Material for the task:

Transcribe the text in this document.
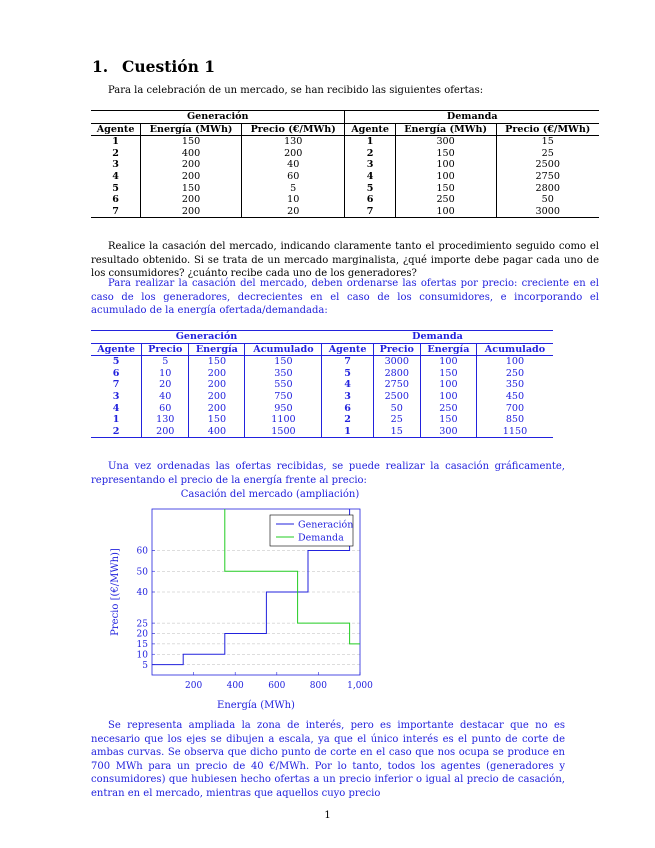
1. Cuestión 1
Para la celebración de un mercado, se han recibido las siguientes ofertas:
Generación			Demanda		
Agente	Energía (MWh)	Precio (€/MWh)	Agente	Energía (MWh)	Precio (€/MWh)
1	150	130	1	300	15
2	400	200	2	150	25
3	200	40	3	100	2500
4	200	60	4	100	2750
5	150	5	5	150	2800
6	200	10	6	250	50
7	200	20	7	100	3000
Realice la casación del mercado, indicando claramente tanto el procedimiento seguido como el resultado obtenido. Si se trata de un mercado marginalista, ¿qué importe debe pagar cada uno de los consumidores? ¿cuánto recibe cada uno de los generadores?
Para realizar la casación del mercado, deben ordenarse las ofertas por precio: creciente en el caso de los generadores, decrecientes en el caso de los consumidores, e incorporando el acumulado de la energía ofertada/demandada:
Generación				Demanda			
Agente	Precio	Energía	Acumulado	Agente	Precio	Energía	Acumulado
5	5	150	150	7	3000	100	100
6	10	200	350	5	2800	150	250
7	20	200	550	4	2750	100	350
3	40	200	750	3	2500	100	450
4	60	200	950	6	50	250	700
1	130	150	1100	2	25	150	850
2	200	400	1500	1	15	300	1150
Una vez ordenadas las ofertas recibidas, se puede realizar la casación gráficamente, representando el precio de la energía frente al precio:
Casación del mercado (ampliación)
5
10
15
20
25
40
50
60
200	400	600	800 1,000
Generación
Demanda
Energía (MWh)
Precio [(€/MWh)]
Se representa ampliada la zona de interés, pero es importante destacar que no es necesario que los ejes se dibujen a escala, ya que el único interés es el punto de corte de ambas curvas. Se observa que dicho punto de corte en el caso que nos ocupa se produce en 700 MWh para un precio de 40 €/MWh. Por lo tanto, todos los agentes (generadores y consumidores) que hubiesen hecho ofertas a un precio inferior o igual al precio de casación, entran en el mercado, mientras que aquellos cuyo precio
1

Description of the task:
State how many lines of the records above contain the word "caso", giving only that number.

Response to the task:
2